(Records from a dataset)
## START

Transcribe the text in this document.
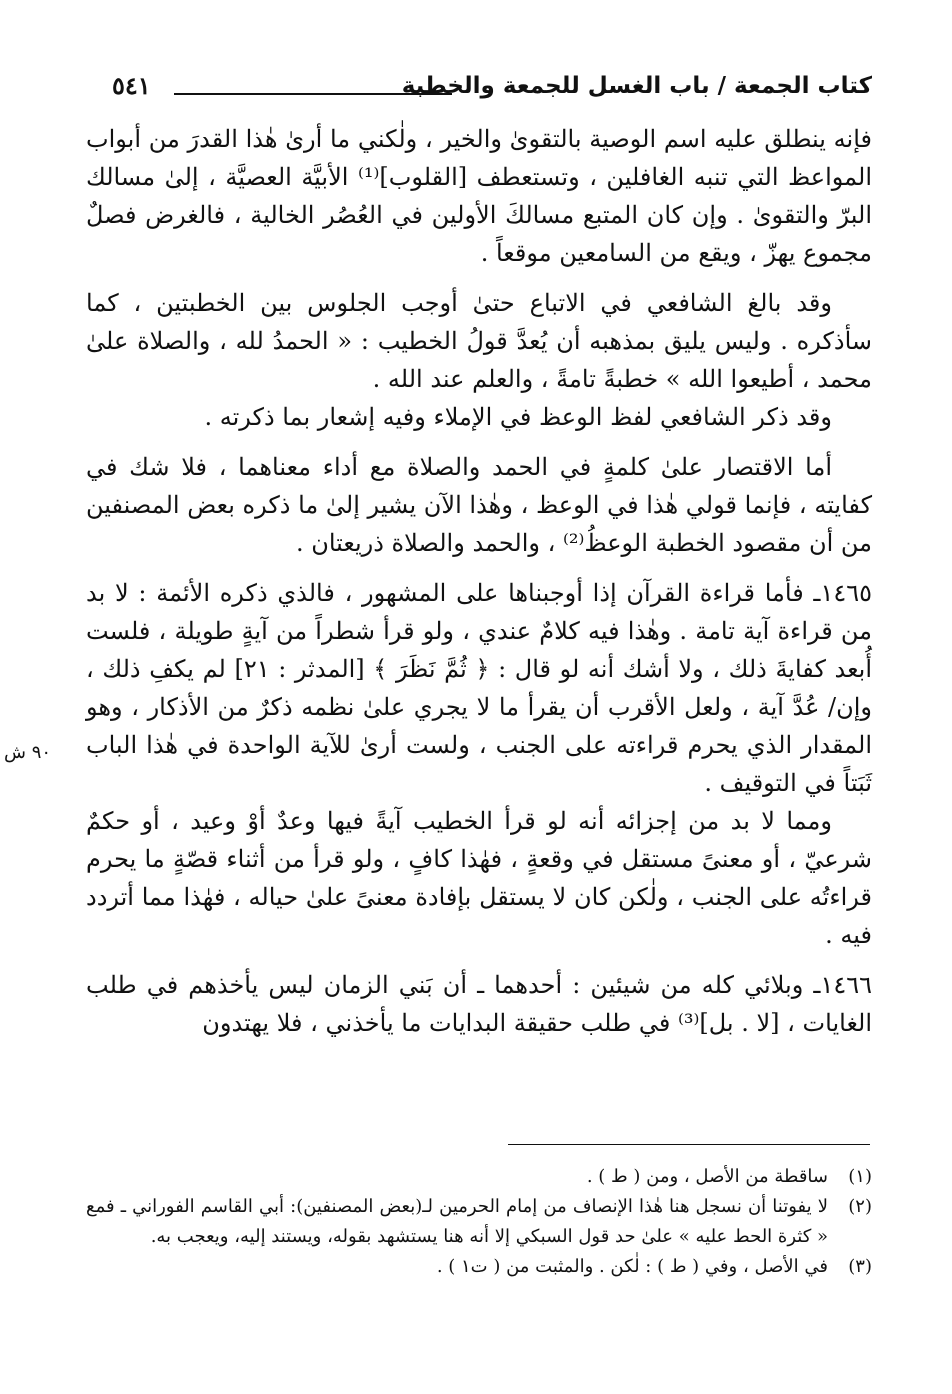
كتاب الجمعة / باب الغسل للجمعة والخطبة
٥٤١

فإنه ينطلق عليه اسم الوصية بالتقوىٰ والخير ، ولٰكني ما أرىٰ هٰذا القدرَ من أبواب المواعظ التي تنبه الغافلين ، وتستعطف [القلوب]⁽¹⁾ الأبيَّة العصيَّة ، إلىٰ مسالك البرّ والتقوىٰ . وإن كان المتبع مسالكَ الأولين في العُصُر الخالية ، فالغرض فصلٌ مجموع يهزّ ، ويقع من السامعين موقعاً .

وقد بالغ الشافعي في الاتباع حتىٰ أوجب الجلوس بين الخطبتين ، كما سأذكره . وليس يليق بمذهبه أن يُعدَّ قولُ الخطيب : « الحمدُ لله ، والصلاة علىٰ محمد ، أطيعوا الله » خطبةً تامةً ، والعلم عند الله .

وقد ذكر الشافعي لفظ الوعظ في الإملاء وفيه إشعار بما ذكرته .

أما الاقتصار علىٰ كلمةٍ في الحمد والصلاة مع أداء معناهما ، فلا شك في كفايته ، فإنما قولي هٰذا في الوعظ ، وهٰذا الآن يشير إلىٰ ما ذكره بعض المصنفين من أن مقصود الخطبة الوعظُ⁽²⁾ ، والحمد والصلاة ذريعتان .

١٤٦٥ـ فأما قراءة القرآن إذا أوجبناها على المشهور ، فالذي ذكره الأئمة : لا بد من قراءة آية تامة . وهٰذا فيه كلامٌ عندي ، ولو قرأ شطراً من آيةٍ طويلة ، فلست أُبعد كفايةَ ذلك ، ولا أشك أنه لو قال : ﴿ ثُمَّ نَظَرَ ﴾ [المدثر : ٢١] لم يكفِ ذلك ، وإن/ عُدَّ آية ، ولعل الأقرب أن يقرأ ما لا يجري علىٰ نظمه ذكرٌ من الأذكار ، وهو المقدار الذي يحرم قراءته على الجنب ، ولست أرىٰ للآية الواحدة في هٰذا الباب ثَبَتاً في التوقيف .

ومما لا بد من إجزائه أنه لو قرأ الخطيب آيةً فيها وعدٌ أوْ وعيد ، أو حكمٌ شرعيّ ، أو معنىً مستقل في وقعةٍ ، فهٰذا كافٍ ، ولو قرأ من أثناء قصّةٍ ما يحرم قراءتُه على الجنب ، ولٰكن كان لا يستقل بإفادة معنىً علىٰ حياله ، فهٰذا مما أتردد فيه .

١٤٦٦ـ وبلائي كله من شيئين : أحدهما ـ أن بَني الزمان ليس يأخذهم في طلب الغايات ، [لا . بل]⁽³⁾ في طلب حقيقة البدايات ما يأخذني ، فلا يهتدون

٩٠ ش

(١)
ساقطة من الأصل ، ومن ( ط ) .

(٢)
لا يفوتنا أن نسجل هنا هٰذا الإنصاف من إمام الحرمين لـ(بعض المصنفين): أبي القاسم الفوراني ـ فمع « كثرة الحط عليه » علىٰ حد قول السبكي إلا أنه هنا يستشهد بقوله، ويستند إليه، ويعجب به.

(٣)
في الأصل ، وفي ( ط ) : لٰكن . والمثبت من ( ت١ ) .
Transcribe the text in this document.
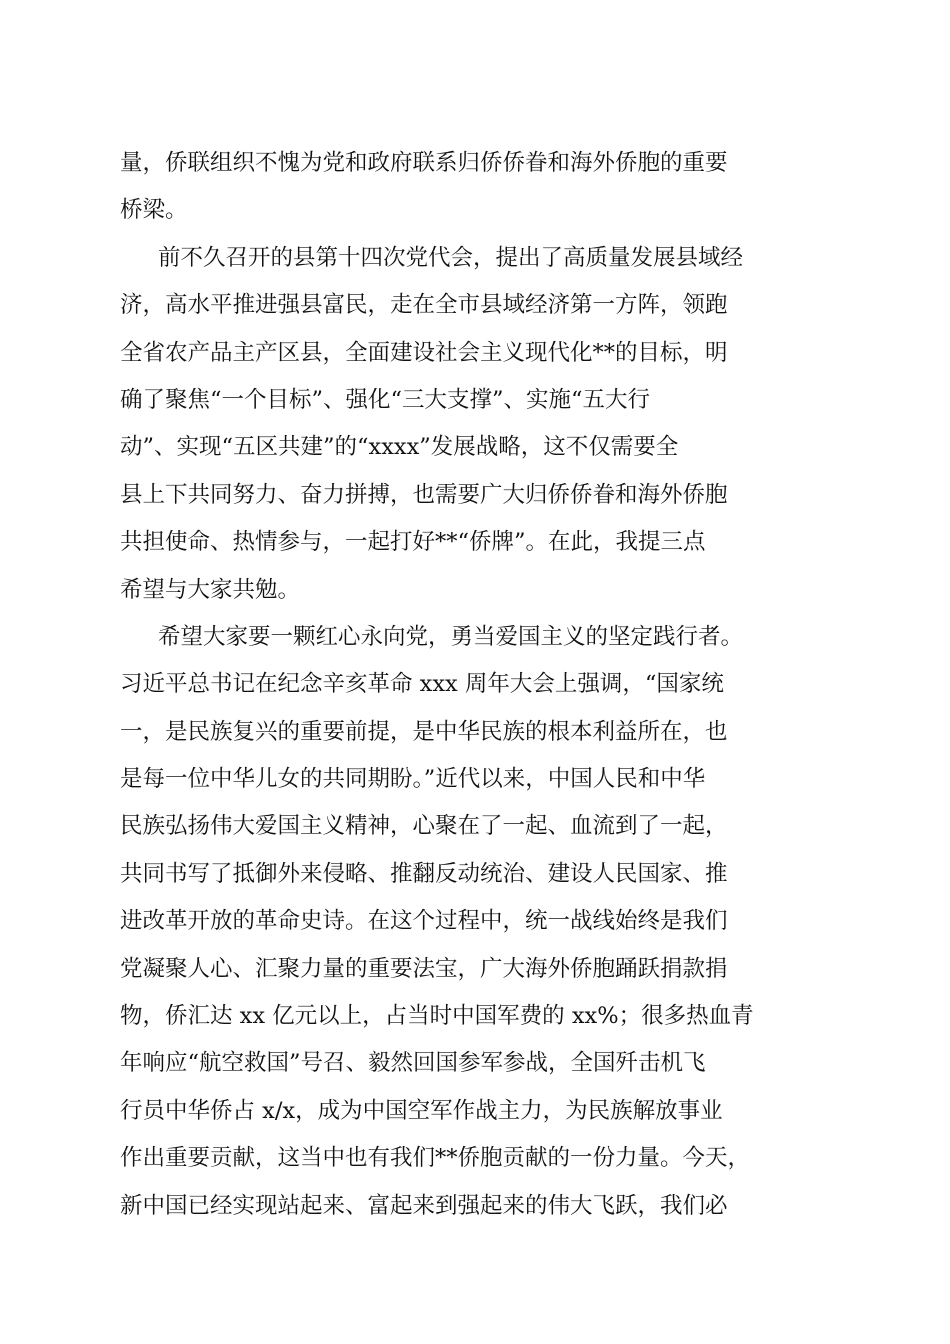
量，侨联组织不愧为党和政府联系归侨侨眷和海外侨胞的重要
桥梁。
前不久召开的县第十四次党代会，提出了高质量发展县域经
济，高水平推进强县富民，走在全市县域经济第一方阵，领跑
全省农产品主产区县，全面建设社会主义现代化**的目标，明
确了聚焦“一个目标”、强化“三大支撑”、实施“五大行
动”、实现“五区共建”的“xxxx”发展战略，这不仅需要全
县上下共同努力、奋力拼搏，也需要广大归侨侨眷和海外侨胞
共担使命、热情参与，一起打好**“侨牌”。在此，我提三点
希望与大家共勉。
希望大家要一颗红心永向党，勇当爱国主义的坚定践行者。
习近平总书记在纪念辛亥革命 xxx 周年大会上强调，“国家统
一，是民族复兴的重要前提，是中华民族的根本利益所在，也
是每一位中华儿女的共同期盼。”近代以来，中国人民和中华
民族弘扬伟大爱国主义精神，心聚在了一起、血流到了一起，
共同书写了抵御外来侵略、推翻反动统治、建设人民国家、推
进改革开放的革命史诗。在这个过程中，统一战线始终是我们
党凝聚人心、汇聚力量的重要法宝，广大海外侨胞踊跃捐款捐
物，侨汇达 xx 亿元以上，占当时中国军费的 xx%；很多热血青
年响应“航空救国”号召、毅然回国参军参战，全国歼击机飞
行员中华侨占 x/x，成为中国空军作战主力，为民族解放事业
作出重要贡献，这当中也有我们**侨胞贡献的一份力量。今天，
新中国已经实现站起来、富起来到强起来的伟大飞跃，我们必
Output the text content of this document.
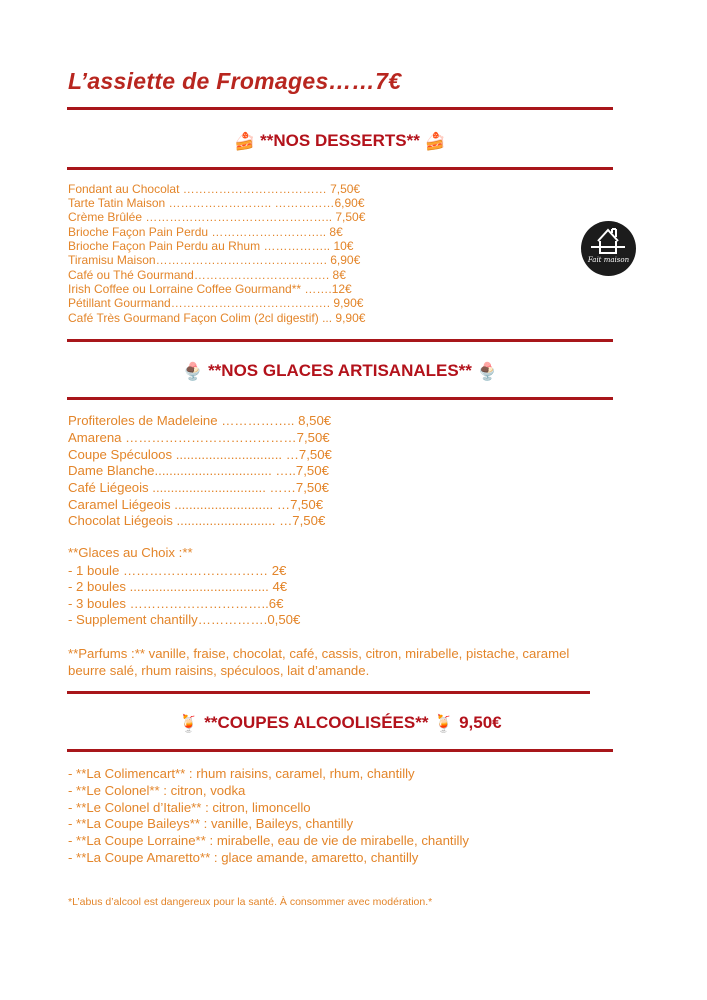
L’assiette de Fromages……7€
🍰 **NOS DESSERTS** 🍰
Fondant au Chocolat ……………………………… 7,50€
Tarte Tatin Maison …………………….. ……………6,90€
Crème Brûlée ……………………………………….. 7,50€
Brioche Façon Pain Perdu ……………………….. 8€
Brioche Façon Pain Perdu au Rhum …………….. 10€
Tiramisu Maison……………………………………. 6,90€
Café ou Thé Gourmand……………………………. 8€
Irish Coffee ou Lorraine Coffee Gourmand** …….12€
Pétillant Gourmand…………………………………. 9,90€
Café Très Gourmand Façon Colim (2cl digestif) ... 9,90€
Fait maison
🍨 **NOS GLACES ARTISANALES** 🍨
Profiteroles de Madeleine …………….. 8,50€
Amarena …………………………………7,50€
Coupe Spéculoos ............................. …7,50€
Dame Blanche................................ …..7,50€
Café Liégeois ............................... ……7,50€
Caramel Liégeois ........................... …7,50€
Chocolat Liégeois ........................... …7,50€
**Glaces au Choix :**
- 1 boule …………………………… 2€
- 2 boules ...................................... 4€
- 3 boules …………………………..6€
- Supplement chantilly…………….0,50€
**Parfums :** vanille, fraise, chocolat, café, cassis, citron, mirabelle, pistache, caramel
beurre salé, rhum raisins, spéculoos, lait d’amande.
🍹 **COUPES ALCOOLISÉES** 🍹 9,50€
- **La Colimencart** : rhum raisins, caramel, rhum, chantilly
- **Le Colonel** : citron, vodka
- **Le Colonel d’Italie** : citron, limoncello
- **La Coupe Baileys** : vanille, Baileys, chantilly
- **La Coupe Lorraine** : mirabelle, eau de vie de mirabelle, chantilly
- **La Coupe Amaretto** : glace amande, amaretto, chantilly
*L’abus d’alcool est dangereux pour la santé. À consommer avec modération.*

## END

**Short task**
Reproduce the listing word for word and omit its pictures.

**Result of this exercise**
Transcribe the text in this document.
كتاب الجمعة / باب الغسل للجمعة والخطبة
٥٤١

فإنه ينطلق عليه اسم الوصية بالتقوىٰ والخير ، ولٰكني ما أرىٰ هٰذا القدرَ من أبواب المواعظ التي تنبه الغافلين ، وتستعطف [القلوب]⁽¹⁾ الأبيَّة العصيَّة ، إلىٰ مسالك البرّ والتقوىٰ . وإن كان المتبع مسالكَ الأولين في العُصُر الخالية ، فالغرض فصلٌ مجموع يهزّ ، ويقع من السامعين موقعاً .

وقد بالغ الشافعي في الاتباع حتىٰ أوجب الجلوس بين الخطبتين ، كما سأذكره . وليس يليق بمذهبه أن يُعدَّ قولُ الخطيب : « الحمدُ لله ، والصلاة علىٰ محمد ، أطيعوا الله » خطبةً تامةً ، والعلم عند الله .

وقد ذكر الشافعي لفظ الوعظ في الإملاء وفيه إشعار بما ذكرته .

أما الاقتصار علىٰ كلمةٍ في الحمد والصلاة مع أداء معناهما ، فلا شك في كفايته ، فإنما قولي هٰذا في الوعظ ، وهٰذا الآن يشير إلىٰ ما ذكره بعض المصنفين من أن مقصود الخطبة الوعظُ⁽²⁾ ، والحمد والصلاة ذريعتان .

١٤٦٥ـ فأما قراءة القرآن إذا أوجبناها على المشهور ، فالذي ذكره الأئمة : لا بد من قراءة آية تامة . وهٰذا فيه كلامٌ عندي ، ولو قرأ شطراً من آيةٍ طويلة ، فلست أُبعد كفايةَ ذلك ، ولا أشك أنه لو قال : ﴿ ثُمَّ نَظَرَ ﴾ [المدثر : ٢١] لم يكفِ ذلك ، وإن/ عُدَّ آية ، ولعل الأقرب أن يقرأ ما لا يجري علىٰ نظمه ذكرٌ من الأذكار ، وهو المقدار الذي يحرم قراءته على الجنب ، ولست أرىٰ للآية الواحدة في هٰذا الباب ثَبَتاً في التوقيف .

ومما لا بد من إجزائه أنه لو قرأ الخطيب آيةً فيها وعدٌ أوْ وعيد ، أو حكمٌ شرعيّ ، أو معنىً مستقل في وقعةٍ ، فهٰذا كافٍ ، ولو قرأ من أثناء قصّةٍ ما يحرم قراءتُه على الجنب ، ولٰكن كان لا يستقل بإفادة معنىً علىٰ حياله ، فهٰذا مما أتردد فيه .

١٤٦٦ـ وبلائي كله من شيئين : أحدهما ـ أن بَني الزمان ليس يأخذهم في طلب الغايات ، [لا . بل]⁽³⁾ في طلب حقيقة البدايات ما يأخذني ، فلا يهتدون

٩٠ ش

(١)
ساقطة من الأصل ، ومن ( ط ) .

(٢)
لا يفوتنا أن نسجل هنا هٰذا الإنصاف من إمام الحرمين لـ(بعض المصنفين): أبي القاسم الفوراني ـ فمع « كثرة الحط عليه » علىٰ حد قول السبكي إلا أنه هنا يستشهد بقوله، ويستند إليه، ويعجب به.

(٣)
في الأصل ، وفي ( ط ) : لٰكن . والمثبت من ( ت١ ) .
Transcribe the text in this document.
量，侨联组织不愧为党和政府联系归侨侨眷和海外侨胞的重要
桥梁。
前不久召开的县第十四次党代会，提出了高质量发展县域经
济，高水平推进强县富民，走在全市县域经济第一方阵，领跑
全省农产品主产区县，全面建设社会主义现代化**的目标，明
确了聚焦“一个目标”、强化“三大支撑”、实施“五大行
动”、实现“五区共建”的“xxxx”发展战略，这不仅需要全
县上下共同努力、奋力拼搏，也需要广大归侨侨眷和海外侨胞
共担使命、热情参与，一起打好**“侨牌”。在此，我提三点
希望与大家共勉。
希望大家要一颗红心永向党，勇当爱国主义的坚定践行者。
习近平总书记在纪念辛亥革命 xxx 周年大会上强调，“国家统
一，是民族复兴的重要前提，是中华民族的根本利益所在，也
是每一位中华儿女的共同期盼。”近代以来，中国人民和中华
民族弘扬伟大爱国主义精神，心聚在了一起、血流到了一起，
共同书写了抵御外来侵略、推翻反动统治、建设人民国家、推
进改革开放的革命史诗。在这个过程中，统一战线始终是我们
党凝聚人心、汇聚力量的重要法宝，广大海外侨胞踊跃捐款捐
物，侨汇达 xx 亿元以上，占当时中国军费的 xx%；很多热血青
年响应“航空救国”号召、毅然回国参军参战，全国歼击机飞
行员中华侨占 x/x，成为中国空军作战主力，为民族解放事业
作出重要贡献，这当中也有我们**侨胞贡献的一份力量。今天，
新中国已经实现站起来、富起来到强起来的伟大飞跃，我们必
Output the text content of this document.
L’assiette de Fromages……7€
🍰 **NOS DESSERTS** 🍰
Fondant au Chocolat ……………………………… 7,50€
Tarte Tatin Maison …………………….. ……………6,90€
Crème Brûlée ……………………………………….. 7,50€
Brioche Façon Pain Perdu ……………………….. 8€
Brioche Façon Pain Perdu au Rhum …………….. 10€
Tiramisu Maison……………………………………. 6,90€
Café ou Thé Gourmand……………………………. 8€
Irish Coffee ou Lorraine Coffee Gourmand** …….12€
Pétillant Gourmand…………………………………. 9,90€
Café Très Gourmand Façon Colim (2cl digestif) ... 9,90€
Fait maison
🍨 **NOS GLACES ARTISANALES** 🍨
Profiteroles de Madeleine …………….. 8,50€
Amarena …………………………………7,50€
Coupe Spéculoos ............................. …7,50€
Dame Blanche................................ …..7,50€
Café Liégeois ............................... ……7,50€
Caramel Liégeois ........................... …7,50€
Chocolat Liégeois ........................... …7,50€
**Glaces au Choix :**
- 1 boule …………………………… 2€
- 2 boules ...................................... 4€
- 3 boules …………………………..6€
- Supplement chantilly…………….0,50€
**Parfums :** vanille, fraise, chocolat, café, cassis, citron, mirabelle, pistache, caramel
beurre salé, rhum raisins, spéculoos, lait d’amande.
🍹 **COUPES ALCOOLISÉES** 🍹 9,50€
- **La Colimencart** : rhum raisins, caramel, rhum, chantilly
- **Le Colonel** : citron, vodka
- **Le Colonel d’Italie** : citron, limoncello
- **La Coupe Baileys** : vanille, Baileys, chantilly
- **La Coupe Lorraine** : mirabelle, eau de vie de mirabelle, chantilly
- **La Coupe Amaretto** : glace amande, amaretto, chantilly
*L’abus d’alcool est dangereux pour la santé. À consommer avec modération.*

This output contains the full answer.